**Set task:** Give the listing again character for character, but drop the images.

**Dataset:**
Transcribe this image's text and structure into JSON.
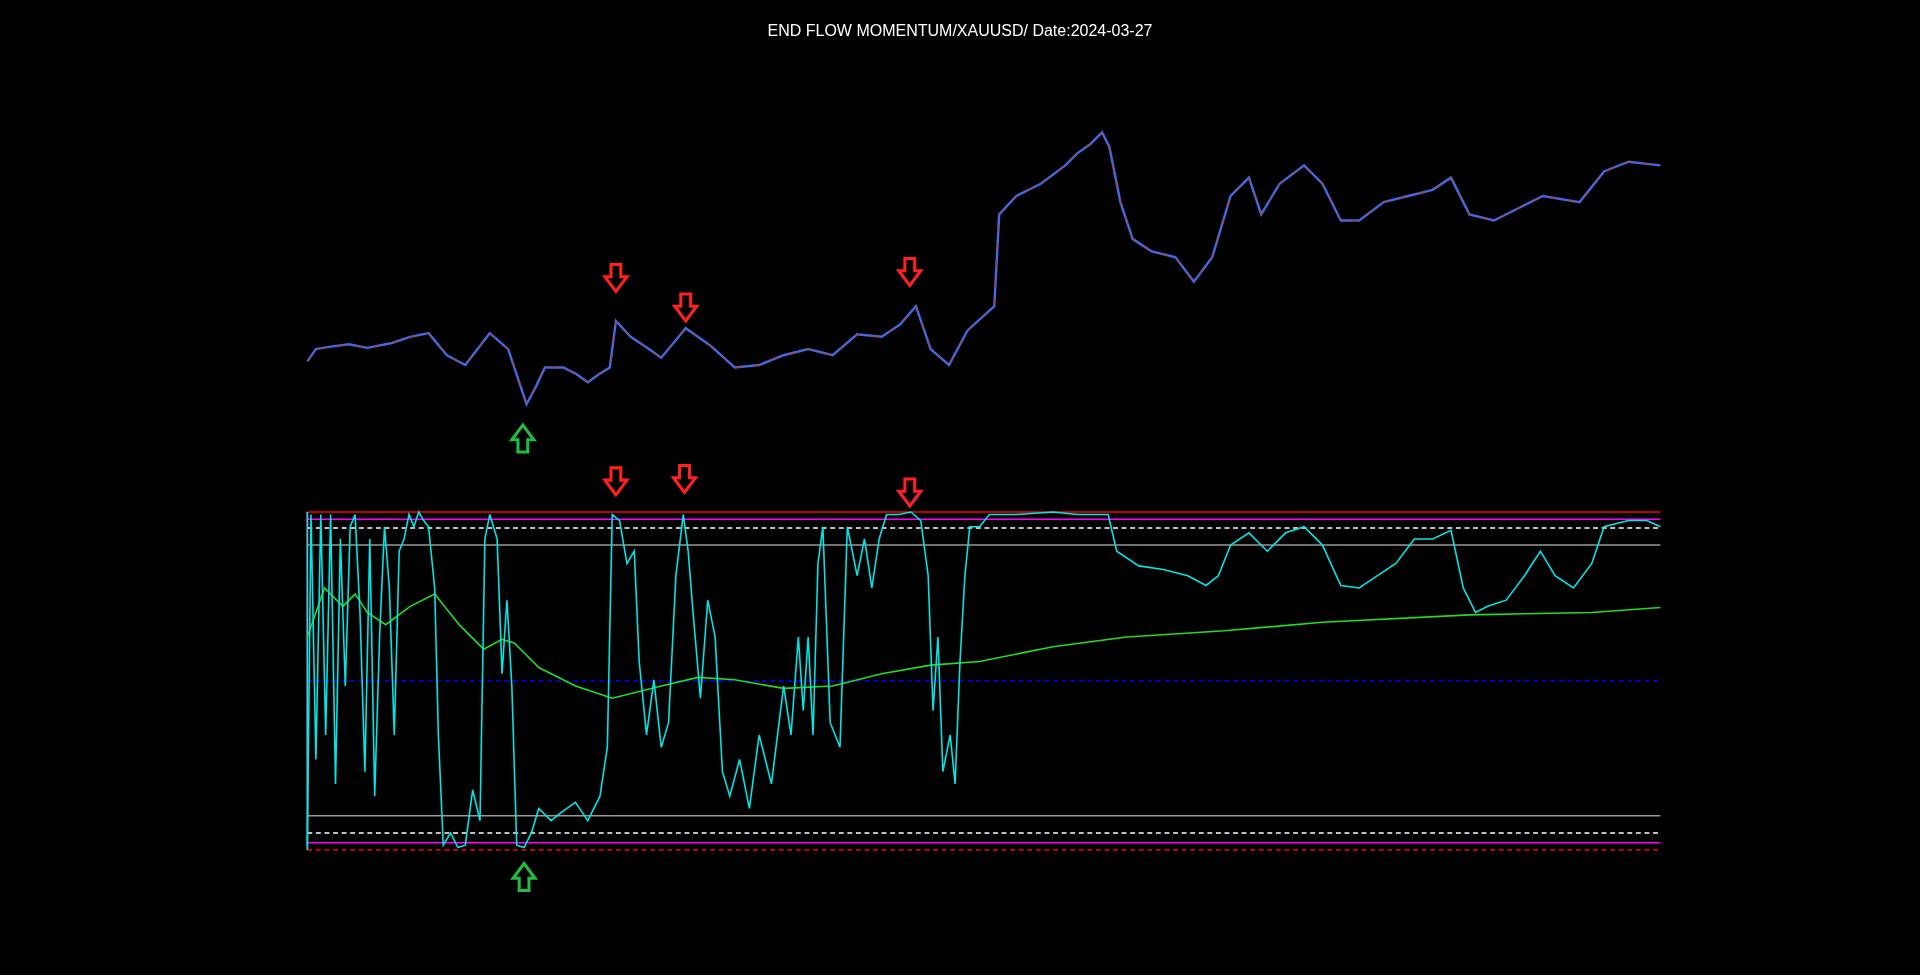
{
  "title": "END FLOW MOMENTUM/XAUUSD/ Date:2024-03-27"
}
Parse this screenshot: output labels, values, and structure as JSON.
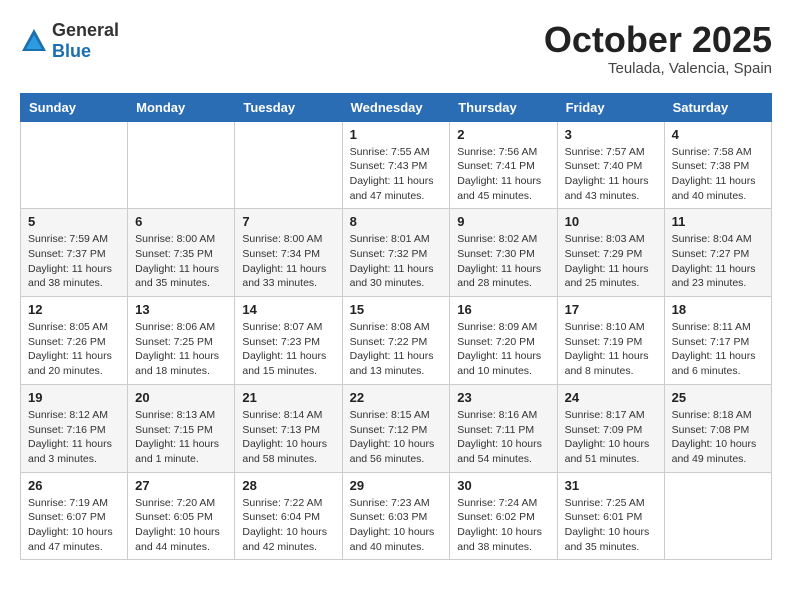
{
  "logo": {
    "text_general": "General",
    "text_blue": "Blue"
  },
  "header": {
    "month_year": "October 2025",
    "location": "Teulada, Valencia, Spain"
  },
  "weekdays": [
    "Sunday",
    "Monday",
    "Tuesday",
    "Wednesday",
    "Thursday",
    "Friday",
    "Saturday"
  ],
  "weeks": [
    [
      {
        "day": "",
        "info": ""
      },
      {
        "day": "",
        "info": ""
      },
      {
        "day": "",
        "info": ""
      },
      {
        "day": "1",
        "info": "Sunrise: 7:55 AM\nSunset: 7:43 PM\nDaylight: 11 hours\nand 47 minutes."
      },
      {
        "day": "2",
        "info": "Sunrise: 7:56 AM\nSunset: 7:41 PM\nDaylight: 11 hours\nand 45 minutes."
      },
      {
        "day": "3",
        "info": "Sunrise: 7:57 AM\nSunset: 7:40 PM\nDaylight: 11 hours\nand 43 minutes."
      },
      {
        "day": "4",
        "info": "Sunrise: 7:58 AM\nSunset: 7:38 PM\nDaylight: 11 hours\nand 40 minutes."
      }
    ],
    [
      {
        "day": "5",
        "info": "Sunrise: 7:59 AM\nSunset: 7:37 PM\nDaylight: 11 hours\nand 38 minutes."
      },
      {
        "day": "6",
        "info": "Sunrise: 8:00 AM\nSunset: 7:35 PM\nDaylight: 11 hours\nand 35 minutes."
      },
      {
        "day": "7",
        "info": "Sunrise: 8:00 AM\nSunset: 7:34 PM\nDaylight: 11 hours\nand 33 minutes."
      },
      {
        "day": "8",
        "info": "Sunrise: 8:01 AM\nSunset: 7:32 PM\nDaylight: 11 hours\nand 30 minutes."
      },
      {
        "day": "9",
        "info": "Sunrise: 8:02 AM\nSunset: 7:30 PM\nDaylight: 11 hours\nand 28 minutes."
      },
      {
        "day": "10",
        "info": "Sunrise: 8:03 AM\nSunset: 7:29 PM\nDaylight: 11 hours\nand 25 minutes."
      },
      {
        "day": "11",
        "info": "Sunrise: 8:04 AM\nSunset: 7:27 PM\nDaylight: 11 hours\nand 23 minutes."
      }
    ],
    [
      {
        "day": "12",
        "info": "Sunrise: 8:05 AM\nSunset: 7:26 PM\nDaylight: 11 hours\nand 20 minutes."
      },
      {
        "day": "13",
        "info": "Sunrise: 8:06 AM\nSunset: 7:25 PM\nDaylight: 11 hours\nand 18 minutes."
      },
      {
        "day": "14",
        "info": "Sunrise: 8:07 AM\nSunset: 7:23 PM\nDaylight: 11 hours\nand 15 minutes."
      },
      {
        "day": "15",
        "info": "Sunrise: 8:08 AM\nSunset: 7:22 PM\nDaylight: 11 hours\nand 13 minutes."
      },
      {
        "day": "16",
        "info": "Sunrise: 8:09 AM\nSunset: 7:20 PM\nDaylight: 11 hours\nand 10 minutes."
      },
      {
        "day": "17",
        "info": "Sunrise: 8:10 AM\nSunset: 7:19 PM\nDaylight: 11 hours\nand 8 minutes."
      },
      {
        "day": "18",
        "info": "Sunrise: 8:11 AM\nSunset: 7:17 PM\nDaylight: 11 hours\nand 6 minutes."
      }
    ],
    [
      {
        "day": "19",
        "info": "Sunrise: 8:12 AM\nSunset: 7:16 PM\nDaylight: 11 hours\nand 3 minutes."
      },
      {
        "day": "20",
        "info": "Sunrise: 8:13 AM\nSunset: 7:15 PM\nDaylight: 11 hours\nand 1 minute."
      },
      {
        "day": "21",
        "info": "Sunrise: 8:14 AM\nSunset: 7:13 PM\nDaylight: 10 hours\nand 58 minutes."
      },
      {
        "day": "22",
        "info": "Sunrise: 8:15 AM\nSunset: 7:12 PM\nDaylight: 10 hours\nand 56 minutes."
      },
      {
        "day": "23",
        "info": "Sunrise: 8:16 AM\nSunset: 7:11 PM\nDaylight: 10 hours\nand 54 minutes."
      },
      {
        "day": "24",
        "info": "Sunrise: 8:17 AM\nSunset: 7:09 PM\nDaylight: 10 hours\nand 51 minutes."
      },
      {
        "day": "25",
        "info": "Sunrise: 8:18 AM\nSunset: 7:08 PM\nDaylight: 10 hours\nand 49 minutes."
      }
    ],
    [
      {
        "day": "26",
        "info": "Sunrise: 7:19 AM\nSunset: 6:07 PM\nDaylight: 10 hours\nand 47 minutes."
      },
      {
        "day": "27",
        "info": "Sunrise: 7:20 AM\nSunset: 6:05 PM\nDaylight: 10 hours\nand 44 minutes."
      },
      {
        "day": "28",
        "info": "Sunrise: 7:22 AM\nSunset: 6:04 PM\nDaylight: 10 hours\nand 42 minutes."
      },
      {
        "day": "29",
        "info": "Sunrise: 7:23 AM\nSunset: 6:03 PM\nDaylight: 10 hours\nand 40 minutes."
      },
      {
        "day": "30",
        "info": "Sunrise: 7:24 AM\nSunset: 6:02 PM\nDaylight: 10 hours\nand 38 minutes."
      },
      {
        "day": "31",
        "info": "Sunrise: 7:25 AM\nSunset: 6:01 PM\nDaylight: 10 hours\nand 35 minutes."
      },
      {
        "day": "",
        "info": ""
      }
    ]
  ]
}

**Reply:**
Transcribe this image's text and structure into JSON.
{
  "title": "END FLOW MOMENTUM/XAUUSD/ Date:2024-03-27"
}
Parse this screenshot: output labels, values, and structure as JSON.
{
  "logo": {
    "text_general": "General",
    "text_blue": "Blue"
  },
  "header": {
    "month_year": "October 2025",
    "location": "Teulada, Valencia, Spain"
  },
  "weekdays": [
    "Sunday",
    "Monday",
    "Tuesday",
    "Wednesday",
    "Thursday",
    "Friday",
    "Saturday"
  ],
  "weeks": [
    [
      {
        "day": "",
        "info": ""
      },
      {
        "day": "",
        "info": ""
      },
      {
        "day": "",
        "info": ""
      },
      {
        "day": "1",
        "info": "Sunrise: 7:55 AM\nSunset: 7:43 PM\nDaylight: 11 hours\nand 47 minutes."
      },
      {
        "day": "2",
        "info": "Sunrise: 7:56 AM\nSunset: 7:41 PM\nDaylight: 11 hours\nand 45 minutes."
      },
      {
        "day": "3",
        "info": "Sunrise: 7:57 AM\nSunset: 7:40 PM\nDaylight: 11 hours\nand 43 minutes."
      },
      {
        "day": "4",
        "info": "Sunrise: 7:58 AM\nSunset: 7:38 PM\nDaylight: 11 hours\nand 40 minutes."
      }
    ],
    [
      {
        "day": "5",
        "info": "Sunrise: 7:59 AM\nSunset: 7:37 PM\nDaylight: 11 hours\nand 38 minutes."
      },
      {
        "day": "6",
        "info": "Sunrise: 8:00 AM\nSunset: 7:35 PM\nDaylight: 11 hours\nand 35 minutes."
      },
      {
        "day": "7",
        "info": "Sunrise: 8:00 AM\nSunset: 7:34 PM\nDaylight: 11 hours\nand 33 minutes."
      },
      {
        "day": "8",
        "info": "Sunrise: 8:01 AM\nSunset: 7:32 PM\nDaylight: 11 hours\nand 30 minutes."
      },
      {
        "day": "9",
        "info": "Sunrise: 8:02 AM\nSunset: 7:30 PM\nDaylight: 11 hours\nand 28 minutes."
      },
      {
        "day": "10",
        "info": "Sunrise: 8:03 AM\nSunset: 7:29 PM\nDaylight: 11 hours\nand 25 minutes."
      },
      {
        "day": "11",
        "info": "Sunrise: 8:04 AM\nSunset: 7:27 PM\nDaylight: 11 hours\nand 23 minutes."
      }
    ],
    [
      {
        "day": "12",
        "info": "Sunrise: 8:05 AM\nSunset: 7:26 PM\nDaylight: 11 hours\nand 20 minutes."
      },
      {
        "day": "13",
        "info": "Sunrise: 8:06 AM\nSunset: 7:25 PM\nDaylight: 11 hours\nand 18 minutes."
      },
      {
        "day": "14",
        "info": "Sunrise: 8:07 AM\nSunset: 7:23 PM\nDaylight: 11 hours\nand 15 minutes."
      },
      {
        "day": "15",
        "info": "Sunrise: 8:08 AM\nSunset: 7:22 PM\nDaylight: 11 hours\nand 13 minutes."
      },
      {
        "day": "16",
        "info": "Sunrise: 8:09 AM\nSunset: 7:20 PM\nDaylight: 11 hours\nand 10 minutes."
      },
      {
        "day": "17",
        "info": "Sunrise: 8:10 AM\nSunset: 7:19 PM\nDaylight: 11 hours\nand 8 minutes."
      },
      {
        "day": "18",
        "info": "Sunrise: 8:11 AM\nSunset: 7:17 PM\nDaylight: 11 hours\nand 6 minutes."
      }
    ],
    [
      {
        "day": "19",
        "info": "Sunrise: 8:12 AM\nSunset: 7:16 PM\nDaylight: 11 hours\nand 3 minutes."
      },
      {
        "day": "20",
        "info": "Sunrise: 8:13 AM\nSunset: 7:15 PM\nDaylight: 11 hours\nand 1 minute."
      },
      {
        "day": "21",
        "info": "Sunrise: 8:14 AM\nSunset: 7:13 PM\nDaylight: 10 hours\nand 58 minutes."
      },
      {
        "day": "22",
        "info": "Sunrise: 8:15 AM\nSunset: 7:12 PM\nDaylight: 10 hours\nand 56 minutes."
      },
      {
        "day": "23",
        "info": "Sunrise: 8:16 AM\nSunset: 7:11 PM\nDaylight: 10 hours\nand 54 minutes."
      },
      {
        "day": "24",
        "info": "Sunrise: 8:17 AM\nSunset: 7:09 PM\nDaylight: 10 hours\nand 51 minutes."
      },
      {
        "day": "25",
        "info": "Sunrise: 8:18 AM\nSunset: 7:08 PM\nDaylight: 10 hours\nand 49 minutes."
      }
    ],
    [
      {
        "day": "26",
        "info": "Sunrise: 7:19 AM\nSunset: 6:07 PM\nDaylight: 10 hours\nand 47 minutes."
      },
      {
        "day": "27",
        "info": "Sunrise: 7:20 AM\nSunset: 6:05 PM\nDaylight: 10 hours\nand 44 minutes."
      },
      {
        "day": "28",
        "info": "Sunrise: 7:22 AM\nSunset: 6:04 PM\nDaylight: 10 hours\nand 42 minutes."
      },
      {
        "day": "29",
        "info": "Sunrise: 7:23 AM\nSunset: 6:03 PM\nDaylight: 10 hours\nand 40 minutes."
      },
      {
        "day": "30",
        "info": "Sunrise: 7:24 AM\nSunset: 6:02 PM\nDaylight: 10 hours\nand 38 minutes."
      },
      {
        "day": "31",
        "info": "Sunrise: 7:25 AM\nSunset: 6:01 PM\nDaylight: 10 hours\nand 35 minutes."
      },
      {
        "day": "",
        "info": ""
      }
    ]
  ]
}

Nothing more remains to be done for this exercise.